▸ DESCRIPTION OF THE TASK:
Print every line of the data below word for word, omitting the pictures.

------ DATASET

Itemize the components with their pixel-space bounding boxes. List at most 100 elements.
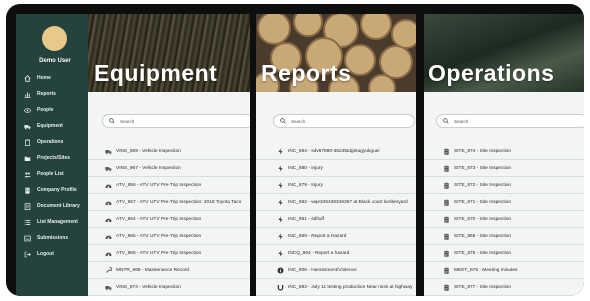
- list-item[interactable]: SITE_874 - Site Inspection: [424, 143, 584, 160]
- bolt-icon: [276, 232, 284, 240]
- sidebar-item-projects[interactable]: Projects/Sites: [23, 152, 93, 164]
- list-item[interactable]: VINS_974 - Vehicle Inspection: [88, 279, 250, 296]
- clipboard-icon: [442, 147, 450, 155]
- list-item-text: ATV_956 - ATV UTV Pre-Trip Inspection: [116, 182, 202, 188]
- sidebar: Demo User Home Reports People Equipment …: [16, 14, 94, 296]
- list-item-text: ATV_966 - ATV UTV Pre-Trip Inspection: [116, 250, 202, 256]
- sidebar-item-people-list[interactable]: People List: [23, 168, 93, 180]
- list-item[interactable]: ATV_965 - ATV UTV Pre-Trip Inspection: [88, 228, 250, 245]
- truck-icon: [23, 122, 31, 130]
- sidebar-item-label: Projects/Sites: [37, 155, 71, 161]
- list-item[interactable]: INC_862 - wqe345436346367 at Black court…: [256, 194, 416, 211]
- sidebar-item-label: People List: [37, 171, 64, 177]
- search-icon: [109, 118, 115, 124]
- list-item[interactable]: SITE_875 - Site Inspection: [424, 245, 584, 262]
- sidebar-item-label: Operations: [37, 139, 64, 145]
- sidebar-item-label: Company Profile: [37, 187, 77, 193]
- list-item[interactable]: SITE_871 - Site Inspection: [424, 194, 584, 211]
- list-item[interactable]: SITE_868 - Site Inspection: [424, 228, 584, 245]
- atv-icon: [104, 198, 112, 206]
- list-item-text: MEET_876 - Meeting minutes: [454, 267, 518, 273]
- search-icon: [280, 118, 286, 124]
- list-item-text: SITE_870 - Site Inspection: [454, 216, 512, 222]
- list-item-text: SITE_868 - Site Inspection: [454, 233, 512, 239]
- record-list: SITE_874 - Site Inspection SITE_873 - Si…: [424, 143, 584, 296]
- eye-icon: [23, 106, 31, 114]
- inbox-icon: [23, 234, 31, 242]
- list-item-text: SITE_871 - Site Inspection: [454, 199, 512, 205]
- list-item-text: INC_880 - Injury: [288, 165, 323, 171]
- list-item-text: SITE_873 - Site Inspection: [454, 165, 512, 171]
- list-item-text: ATV_965 - ATV UTV Pre-Trip Inspection: [116, 233, 202, 239]
- list-icon: [23, 218, 31, 226]
- list-item[interactable]: ATV_964 - ATV UTV Pre-Trip Inspection: [88, 211, 250, 228]
- list-item-text: INC_908 - Harassment/Violence: [288, 267, 357, 273]
- search-placeholder: Search: [291, 118, 306, 124]
- list-item[interactable]: ATV_956 - ATV UTV Pre-Trip Inspection: [88, 177, 250, 194]
- app-window: Demo User Home Reports People Equipment …: [6, 4, 584, 296]
- search-input[interactable]: Search: [102, 114, 250, 128]
- sidebar-item-home[interactable]: Home: [23, 72, 93, 84]
- list-item[interactable]: SITE_877 - Site Inspection: [424, 279, 584, 296]
- avatar[interactable]: [42, 26, 67, 51]
- sidebar-item-label: Home: [37, 75, 51, 81]
- list-item-text: VINS_967 - Vehicle Inspection: [116, 165, 181, 171]
- clipboard-icon: [442, 232, 450, 240]
- list-item[interactable]: MNTR_968 - Maintenance Record: [88, 262, 250, 279]
- list-item[interactable]: ATV_966 - ATV UTV Pre-Trip Inspection: [88, 245, 250, 262]
- sidebar-item-company-profile[interactable]: Company Profile: [23, 184, 93, 196]
- sidebar-item-label: Reports: [37, 91, 56, 97]
- list-item[interactable]: ATV_957 - ATV UTV Pre-Trip Inspection: 2…: [88, 194, 250, 211]
- list-item[interactable]: MEET_876 - Meeting minutes: [424, 262, 584, 279]
- list-item-text: SITE_877 - Site Inspection: [454, 284, 512, 290]
- sidebar-item-label: Equipment: [37, 123, 63, 129]
- list-item[interactable]: VINS_967 - Vehicle Inspection: [88, 160, 250, 177]
- bolt-icon: [276, 164, 284, 172]
- sidebar-item-list-management[interactable]: List Management: [23, 216, 93, 228]
- truck-icon: [104, 164, 112, 172]
- sidebar-item-logout[interactable]: Logout: [23, 248, 93, 260]
- list-item[interactable]: INC_908 - Harassment/Violence: [256, 262, 416, 279]
- sidebar-item-equipment[interactable]: Equipment: [23, 120, 93, 132]
- list-item-text: INC_862 - wqe345436346367 at Black court…: [288, 199, 408, 205]
- bolt-icon: [276, 181, 284, 189]
- panel-title: Equipment: [94, 60, 218, 86]
- list-item[interactable]: INC_869 - Report a Hazard: [256, 228, 416, 245]
- list-item[interactable]: SITE_870 - Site Inspection: [424, 211, 584, 228]
- user-name: Demo User: [39, 58, 71, 64]
- list-item[interactable]: INC_864 - sdv67890-35235tdgetugyukguei: [256, 143, 416, 160]
- list-item[interactable]: INCQ_864 - Report a hazard: [256, 245, 416, 262]
- folder-icon: [23, 154, 31, 162]
- list-item[interactable]: INC_879 - Injury: [256, 177, 416, 194]
- search-input[interactable]: Search: [436, 114, 584, 128]
- logout-icon: [23, 250, 31, 258]
- list-item[interactable]: INC_883 - July 11 testing production Nea…: [256, 279, 416, 296]
- sidebar-item-label: Submissions: [37, 235, 69, 241]
- sidebar-item-operations[interactable]: Operations: [23, 136, 93, 148]
- clipboard-icon: [442, 249, 450, 257]
- list-item-text: VINS_869 - Vehicle Inspection: [116, 148, 181, 154]
- clipboard-icon: [442, 215, 450, 223]
- sidebar-item-reports[interactable]: Reports: [23, 88, 93, 100]
- book-icon: [23, 202, 31, 210]
- list-item-text: MNTR_968 - Maintenance Record: [116, 267, 190, 273]
- list-item[interactable]: VINS_869 - Vehicle Inspection: [88, 143, 250, 160]
- sidebar-item-submissions[interactable]: Submissions: [23, 232, 93, 244]
- reports-panel: Reports Search INC_864 - sdv67890-35235t…: [256, 14, 416, 296]
- list-item[interactable]: INC_861 - sdfsdf: [256, 211, 416, 228]
- list-item-text: INC_864 - sdv67890-35235tdgetugyukguei: [288, 148, 380, 154]
- chart-icon: [23, 90, 31, 98]
- list-item-text: SITE_872 - Site Inspection: [454, 182, 512, 188]
- atv-icon: [104, 232, 112, 240]
- equipment-panel: Equipment Search VINS_869 - Vehicle Insp…: [88, 14, 250, 296]
- list-item[interactable]: SITE_872 - Site Inspection: [424, 177, 584, 194]
- atv-icon: [104, 215, 112, 223]
- sidebar-item-label: Logout: [37, 251, 54, 257]
- sidebar-item-people[interactable]: People: [23, 104, 93, 116]
- list-item[interactable]: SITE_873 - Site Inspection: [424, 160, 584, 177]
- sidebar-item-document-library[interactable]: Document Library: [23, 200, 93, 212]
- sidebar-item-label: Document Library: [37, 203, 80, 209]
- bolt-icon: [276, 215, 284, 223]
- list-item[interactable]: INC_880 - Injury: [256, 160, 416, 177]
- search-input[interactable]: Search: [273, 114, 415, 128]
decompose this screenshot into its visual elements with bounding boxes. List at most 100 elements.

------------

▸ SOLUTION:
Itemize the components with their pixel-space bounding boxes. List at most 100 elements.
- list-item[interactable]: SITE_874 - Site Inspection: [424, 143, 584, 160]
- bolt-icon: [276, 232, 284, 240]
- sidebar-item-projects[interactable]: Projects/Sites: [23, 152, 93, 164]
- list-item[interactable]: VINS_974 - Vehicle Inspection: [88, 279, 250, 296]
- clipboard-icon: [442, 147, 450, 155]
- list-item-text: ATV_956 - ATV UTV Pre-Trip Inspection: [116, 182, 202, 188]
- sidebar: Demo User Home Reports People Equipment …: [16, 14, 94, 296]
- list-item-text: ATV_966 - ATV UTV Pre-Trip Inspection: [116, 250, 202, 256]
- sidebar-item-people-list[interactable]: People List: [23, 168, 93, 180]
- list-item[interactable]: ATV_965 - ATV UTV Pre-Trip Inspection: [88, 228, 250, 245]
- truck-icon: [23, 122, 31, 130]
- sidebar-item-label: Projects/Sites: [37, 155, 71, 161]
- list-item[interactable]: INC_862 - wqe345436346367 at Black court…: [256, 194, 416, 211]
- sidebar-item-label: People List: [37, 171, 64, 177]
- search-icon: [109, 118, 115, 124]
- list-item[interactable]: SITE_875 - Site Inspection: [424, 245, 584, 262]
- sidebar-item-label: Operations: [37, 139, 64, 145]
- sidebar-item-label: Company Profile: [37, 187, 77, 193]
- list-item[interactable]: SITE_871 - Site Inspection: [424, 194, 584, 211]
- list-item[interactable]: SITE_868 - Site Inspection: [424, 228, 584, 245]
- atv-icon: [104, 198, 112, 206]
- list-item-text: MEET_876 - Meeting minutes: [454, 267, 518, 273]
- search-icon: [280, 118, 286, 124]
- list-item-text: SITE_870 - Site Inspection: [454, 216, 512, 222]
- list-item-text: SITE_868 - Site Inspection: [454, 233, 512, 239]
- record-list: SITE_874 - Site Inspection SITE_873 - Si…: [424, 143, 584, 296]
- eye-icon: [23, 106, 31, 114]
- inbox-icon: [23, 234, 31, 242]
- list-item-text: SITE_871 - Site Inspection: [454, 199, 512, 205]
- list-item-text: INC_880 - Injury: [288, 165, 323, 171]
- list-item-text: SITE_873 - Site Inspection: [454, 165, 512, 171]
- list-item-text: ATV_965 - ATV UTV Pre-Trip Inspection: [116, 233, 202, 239]
- list-icon: [23, 218, 31, 226]
- list-item[interactable]: ATV_964 - ATV UTV Pre-Trip Inspection: [88, 211, 250, 228]
- list-item-text: INC_908 - Harassment/Violence: [288, 267, 357, 273]
- search-placeholder: Search: [291, 118, 306, 124]
- list-item[interactable]: ATV_956 - ATV UTV Pre-Trip Inspection: [88, 177, 250, 194]
- app-window: Demo User Home Reports People Equipment …: [6, 4, 584, 296]
- search-input[interactable]: Search: [102, 114, 250, 128]
- sidebar-item-home[interactable]: Home: [23, 72, 93, 84]
- list-item[interactable]: SITE_877 - Site Inspection: [424, 279, 584, 296]
- avatar[interactable]: [42, 26, 67, 51]
- sidebar-item-label: Home: [37, 75, 51, 81]
- list-item-text: VINS_967 - Vehicle Inspection: [116, 165, 181, 171]
- clipboard-icon: [442, 232, 450, 240]
- list-item[interactable]: MNTR_968 - Maintenance Record: [88, 262, 250, 279]
- list-item[interactable]: ATV_966 - ATV UTV Pre-Trip Inspection: [88, 245, 250, 262]
- sidebar-item-company-profile[interactable]: Company Profile: [23, 184, 93, 196]
- sidebar-item-label: Reports: [37, 91, 56, 97]
- list-item[interactable]: ATV_957 - ATV UTV Pre-Trip Inspection: 2…: [88, 194, 250, 211]
- list-item[interactable]: MEET_876 - Meeting minutes: [424, 262, 584, 279]
- list-item-text: SITE_877 - Site Inspection: [454, 284, 512, 290]
- sidebar-item-label: Equipment: [37, 123, 63, 129]
- list-item[interactable]: VINS_967 - Vehicle Inspection: [88, 160, 250, 177]
- bolt-icon: [276, 164, 284, 172]
- sidebar-item-list-management[interactable]: List Management: [23, 216, 93, 228]
- truck-icon: [104, 164, 112, 172]
- sidebar-item-logout[interactable]: Logout: [23, 248, 93, 260]
- list-item[interactable]: INC_908 - Harassment/Violence: [256, 262, 416, 279]
- sidebar-item-equipment[interactable]: Equipment: [23, 120, 93, 132]
- list-item-text: INC_862 - wqe345436346367 at Black court…: [288, 199, 408, 205]
- bolt-icon: [276, 181, 284, 189]
- panel-title: Equipment: [94, 60, 218, 86]
- list-item[interactable]: INC_869 - Report a Hazard: [256, 228, 416, 245]
- list-item[interactable]: SITE_870 - Site Inspection: [424, 211, 584, 228]
- user-name: Demo User: [39, 58, 71, 64]
- list-item[interactable]: INC_864 - sdv67890-35235tdgetugyukguei: [256, 143, 416, 160]
- list-item[interactable]: INCQ_864 - Report a hazard: [256, 245, 416, 262]
- folder-icon: [23, 154, 31, 162]
- list-item[interactable]: INC_879 - Injury: [256, 177, 416, 194]
- search-input[interactable]: Search: [436, 114, 584, 128]
- logout-icon: [23, 250, 31, 258]
- list-item[interactable]: INC_883 - July 11 testing production Nea…: [256, 279, 416, 296]
- sidebar-item-label: Submissions: [37, 235, 69, 241]
- sidebar-item-operations[interactable]: Operations: [23, 136, 93, 148]
- clipboard-icon: [442, 249, 450, 257]
- list-item-text: VINS_869 - Vehicle Inspection: [116, 148, 181, 154]
- clipboard-icon: [442, 215, 450, 223]
- sidebar-item-reports[interactable]: Reports: [23, 88, 93, 100]
- book-icon: [23, 202, 31, 210]
- list-item-text: MNTR_968 - Maintenance Record: [116, 267, 190, 273]
- list-item[interactable]: VINS_869 - Vehicle Inspection: [88, 143, 250, 160]
- sidebar-item-submissions[interactable]: Submissions: [23, 232, 93, 244]
- reports-panel: Reports Search INC_864 - sdv67890-35235t…: [256, 14, 416, 296]
- list-item[interactable]: INC_861 - sdfsdf: [256, 211, 416, 228]
- list-item-text: INC_864 - sdv67890-35235tdgetugyukguei: [288, 148, 380, 154]
- chart-icon: [23, 90, 31, 98]
- list-item-text: SITE_872 - Site Inspection: [454, 182, 512, 188]
- atv-icon: [104, 232, 112, 240]
- equipment-panel: Equipment Search VINS_869 - Vehicle Insp…: [88, 14, 250, 296]
- list-item[interactable]: SITE_872 - Site Inspection: [424, 177, 584, 194]
- atv-icon: [104, 215, 112, 223]
- sidebar-item-label: Logout: [37, 251, 54, 257]
- sidebar-item-people[interactable]: People: [23, 104, 93, 116]
- list-item[interactable]: SITE_873 - Site Inspection: [424, 160, 584, 177]
- sidebar-item-document-library[interactable]: Document Library: [23, 200, 93, 212]
- sidebar-item-label: Document Library: [37, 203, 80, 209]
- bolt-icon: [276, 215, 284, 223]
- list-item[interactable]: INC_880 - Injury: [256, 160, 416, 177]
- search-input[interactable]: Search: [273, 114, 415, 128]
decompose this screenshot into its visual elements with bounding boxes. List at most 100 elements.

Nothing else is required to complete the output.